From the listing below, extract every line in which the word "daughter" appears.

______

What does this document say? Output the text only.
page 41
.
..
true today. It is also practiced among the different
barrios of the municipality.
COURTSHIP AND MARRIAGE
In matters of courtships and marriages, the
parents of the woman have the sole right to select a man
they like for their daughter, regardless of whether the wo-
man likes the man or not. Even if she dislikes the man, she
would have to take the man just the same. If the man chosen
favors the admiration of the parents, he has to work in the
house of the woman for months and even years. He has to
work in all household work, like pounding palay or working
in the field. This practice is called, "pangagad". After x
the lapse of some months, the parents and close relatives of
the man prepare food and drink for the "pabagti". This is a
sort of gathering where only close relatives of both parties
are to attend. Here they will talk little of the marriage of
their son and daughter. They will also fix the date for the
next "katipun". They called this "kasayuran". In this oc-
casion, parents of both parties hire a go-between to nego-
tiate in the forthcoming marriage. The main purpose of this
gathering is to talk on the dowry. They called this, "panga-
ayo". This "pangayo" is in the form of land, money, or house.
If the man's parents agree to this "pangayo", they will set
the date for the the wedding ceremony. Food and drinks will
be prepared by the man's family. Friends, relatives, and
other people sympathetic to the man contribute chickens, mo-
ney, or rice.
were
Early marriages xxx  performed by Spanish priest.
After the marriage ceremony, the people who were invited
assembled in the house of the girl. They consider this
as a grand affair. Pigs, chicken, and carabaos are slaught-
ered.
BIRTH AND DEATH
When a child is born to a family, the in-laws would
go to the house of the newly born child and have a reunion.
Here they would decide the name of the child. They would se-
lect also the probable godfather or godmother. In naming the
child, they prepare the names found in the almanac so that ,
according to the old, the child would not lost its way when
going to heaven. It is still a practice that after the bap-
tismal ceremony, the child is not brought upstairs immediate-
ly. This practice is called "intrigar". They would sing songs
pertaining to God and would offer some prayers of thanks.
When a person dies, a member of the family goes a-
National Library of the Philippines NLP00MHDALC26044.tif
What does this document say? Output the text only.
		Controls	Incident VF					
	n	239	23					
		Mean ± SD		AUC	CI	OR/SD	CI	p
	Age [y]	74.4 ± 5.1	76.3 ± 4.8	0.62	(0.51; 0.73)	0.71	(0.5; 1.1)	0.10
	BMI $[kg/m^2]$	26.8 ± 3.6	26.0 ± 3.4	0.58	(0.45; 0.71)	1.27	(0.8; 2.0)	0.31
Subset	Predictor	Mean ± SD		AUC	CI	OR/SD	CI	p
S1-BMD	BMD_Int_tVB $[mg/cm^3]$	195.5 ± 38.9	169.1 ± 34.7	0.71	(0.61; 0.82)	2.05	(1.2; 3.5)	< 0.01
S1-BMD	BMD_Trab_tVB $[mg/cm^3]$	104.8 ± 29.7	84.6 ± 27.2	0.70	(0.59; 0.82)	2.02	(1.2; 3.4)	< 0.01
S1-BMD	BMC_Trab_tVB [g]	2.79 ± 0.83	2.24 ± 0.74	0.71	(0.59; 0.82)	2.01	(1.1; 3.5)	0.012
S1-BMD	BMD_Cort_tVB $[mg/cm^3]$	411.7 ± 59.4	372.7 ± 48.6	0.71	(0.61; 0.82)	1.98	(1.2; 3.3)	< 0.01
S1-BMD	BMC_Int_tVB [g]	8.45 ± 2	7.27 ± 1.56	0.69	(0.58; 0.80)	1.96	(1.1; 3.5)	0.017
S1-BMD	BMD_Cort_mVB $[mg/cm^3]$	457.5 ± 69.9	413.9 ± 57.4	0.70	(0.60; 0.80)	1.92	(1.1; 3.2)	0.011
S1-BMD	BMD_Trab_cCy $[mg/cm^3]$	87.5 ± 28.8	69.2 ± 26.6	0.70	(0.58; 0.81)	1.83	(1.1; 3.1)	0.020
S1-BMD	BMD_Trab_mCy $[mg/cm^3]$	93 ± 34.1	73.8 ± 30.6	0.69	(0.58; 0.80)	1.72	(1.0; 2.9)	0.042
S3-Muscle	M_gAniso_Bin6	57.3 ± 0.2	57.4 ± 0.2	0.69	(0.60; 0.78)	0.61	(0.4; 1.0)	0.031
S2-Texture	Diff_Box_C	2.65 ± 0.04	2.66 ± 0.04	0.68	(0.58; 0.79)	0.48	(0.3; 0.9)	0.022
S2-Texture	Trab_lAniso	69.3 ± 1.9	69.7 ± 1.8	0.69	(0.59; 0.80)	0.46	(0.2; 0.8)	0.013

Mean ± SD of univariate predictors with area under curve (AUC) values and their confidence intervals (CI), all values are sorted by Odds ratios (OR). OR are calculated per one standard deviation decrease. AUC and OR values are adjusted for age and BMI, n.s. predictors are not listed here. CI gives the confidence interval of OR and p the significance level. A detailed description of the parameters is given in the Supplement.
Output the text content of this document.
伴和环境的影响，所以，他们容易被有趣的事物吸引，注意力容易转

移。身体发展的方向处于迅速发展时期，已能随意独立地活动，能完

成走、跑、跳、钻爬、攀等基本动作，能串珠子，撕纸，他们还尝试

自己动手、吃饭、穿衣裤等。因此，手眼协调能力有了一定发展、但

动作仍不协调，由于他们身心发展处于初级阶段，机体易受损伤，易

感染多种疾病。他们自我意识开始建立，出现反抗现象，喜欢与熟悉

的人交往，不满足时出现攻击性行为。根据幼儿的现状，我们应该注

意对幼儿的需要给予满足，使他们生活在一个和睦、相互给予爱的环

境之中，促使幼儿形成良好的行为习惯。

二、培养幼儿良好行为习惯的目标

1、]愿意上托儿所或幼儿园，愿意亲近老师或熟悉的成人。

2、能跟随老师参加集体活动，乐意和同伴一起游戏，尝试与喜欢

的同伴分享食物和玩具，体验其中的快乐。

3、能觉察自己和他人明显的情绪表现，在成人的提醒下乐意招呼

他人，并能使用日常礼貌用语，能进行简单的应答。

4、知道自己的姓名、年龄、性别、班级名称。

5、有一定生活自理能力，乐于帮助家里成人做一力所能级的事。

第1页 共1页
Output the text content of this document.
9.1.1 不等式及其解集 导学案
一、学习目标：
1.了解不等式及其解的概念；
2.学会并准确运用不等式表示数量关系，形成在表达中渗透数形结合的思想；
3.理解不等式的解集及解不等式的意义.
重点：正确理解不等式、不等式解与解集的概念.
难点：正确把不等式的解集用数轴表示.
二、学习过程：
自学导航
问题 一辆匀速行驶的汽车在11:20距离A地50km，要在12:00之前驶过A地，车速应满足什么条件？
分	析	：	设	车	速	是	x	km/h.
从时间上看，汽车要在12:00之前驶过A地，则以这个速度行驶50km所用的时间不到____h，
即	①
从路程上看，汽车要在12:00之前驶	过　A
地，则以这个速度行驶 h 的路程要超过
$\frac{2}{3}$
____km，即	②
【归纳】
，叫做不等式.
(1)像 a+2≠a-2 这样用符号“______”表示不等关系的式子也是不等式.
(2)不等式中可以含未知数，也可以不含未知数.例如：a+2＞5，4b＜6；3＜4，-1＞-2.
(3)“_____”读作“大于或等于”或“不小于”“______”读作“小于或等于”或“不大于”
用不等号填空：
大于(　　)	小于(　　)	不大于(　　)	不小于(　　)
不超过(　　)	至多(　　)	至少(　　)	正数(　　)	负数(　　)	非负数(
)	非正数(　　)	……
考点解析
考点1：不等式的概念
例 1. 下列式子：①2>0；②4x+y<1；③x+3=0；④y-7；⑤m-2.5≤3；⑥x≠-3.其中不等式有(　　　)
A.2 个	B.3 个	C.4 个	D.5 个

______

* RESULT OF THE EXERCISE
they like for their daughter, regardless of whether the wo-
their son and daughter. They will also fix the date for the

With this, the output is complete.